- Given instruction: Return each line of the records with nothing changed, pictures excepted.

- Given information:
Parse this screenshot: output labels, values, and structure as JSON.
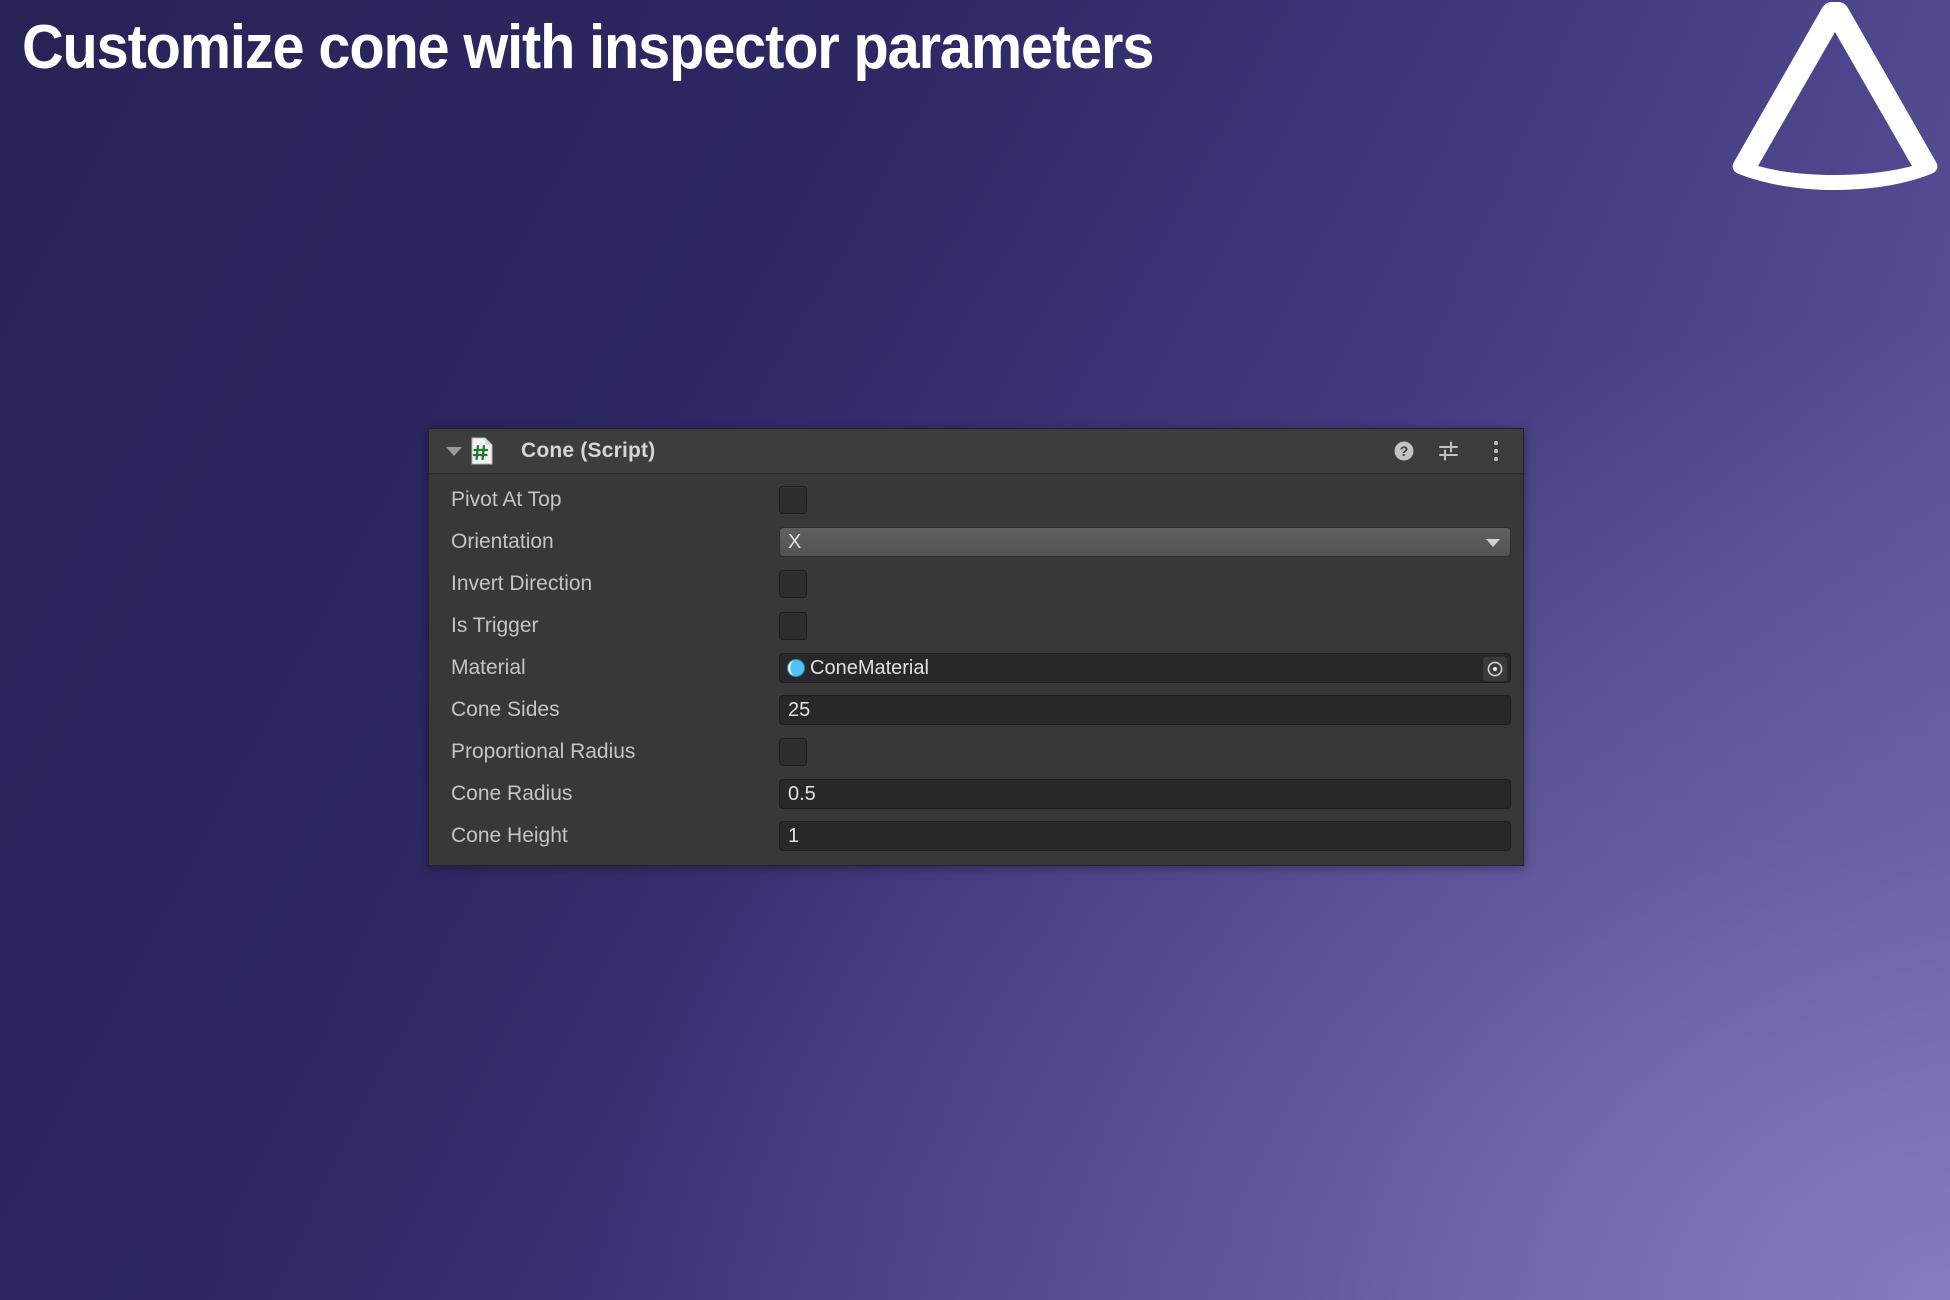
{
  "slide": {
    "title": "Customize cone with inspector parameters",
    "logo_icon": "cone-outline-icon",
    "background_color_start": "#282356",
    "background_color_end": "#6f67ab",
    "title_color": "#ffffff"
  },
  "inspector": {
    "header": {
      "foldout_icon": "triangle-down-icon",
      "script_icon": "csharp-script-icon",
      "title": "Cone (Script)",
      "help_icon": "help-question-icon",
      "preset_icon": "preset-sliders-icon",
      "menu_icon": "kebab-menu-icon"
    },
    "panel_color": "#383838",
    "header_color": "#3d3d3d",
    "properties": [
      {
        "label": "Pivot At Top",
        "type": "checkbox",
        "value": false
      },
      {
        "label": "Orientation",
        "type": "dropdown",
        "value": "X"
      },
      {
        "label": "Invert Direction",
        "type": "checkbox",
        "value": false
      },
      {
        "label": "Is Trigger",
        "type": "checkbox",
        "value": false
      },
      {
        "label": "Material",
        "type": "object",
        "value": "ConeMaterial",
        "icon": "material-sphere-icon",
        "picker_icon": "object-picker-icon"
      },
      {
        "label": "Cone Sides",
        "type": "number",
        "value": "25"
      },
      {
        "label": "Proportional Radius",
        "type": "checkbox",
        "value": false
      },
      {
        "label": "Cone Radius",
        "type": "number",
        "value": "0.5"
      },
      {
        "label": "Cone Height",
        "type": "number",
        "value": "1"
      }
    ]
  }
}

- Correct output:
Parse this screenshot: output labels, values, and structure as JSON.
{
  "slide": {
    "title": "Customize cone with inspector parameters",
    "logo_icon": "cone-outline-icon",
    "background_color_start": "#282356",
    "background_color_end": "#6f67ab",
    "title_color": "#ffffff"
  },
  "inspector": {
    "header": {
      "foldout_icon": "triangle-down-icon",
      "script_icon": "csharp-script-icon",
      "title": "Cone (Script)",
      "help_icon": "help-question-icon",
      "preset_icon": "preset-sliders-icon",
      "menu_icon": "kebab-menu-icon"
    },
    "panel_color": "#383838",
    "header_color": "#3d3d3d",
    "properties": [
      {
        "label": "Pivot At Top",
        "type": "checkbox",
        "value": false
      },
      {
        "label": "Orientation",
        "type": "dropdown",
        "value": "X"
      },
      {
        "label": "Invert Direction",
        "type": "checkbox",
        "value": false
      },
      {
        "label": "Is Trigger",
        "type": "checkbox",
        "value": false
      },
      {
        "label": "Material",
        "type": "object",
        "value": "ConeMaterial",
        "icon": "material-sphere-icon",
        "picker_icon": "object-picker-icon"
      },
      {
        "label": "Cone Sides",
        "type": "number",
        "value": "25"
      },
      {
        "label": "Proportional Radius",
        "type": "checkbox",
        "value": false
      },
      {
        "label": "Cone Radius",
        "type": "number",
        "value": "0.5"
      },
      {
        "label": "Cone Height",
        "type": "number",
        "value": "1"
      }
    ]
  }
}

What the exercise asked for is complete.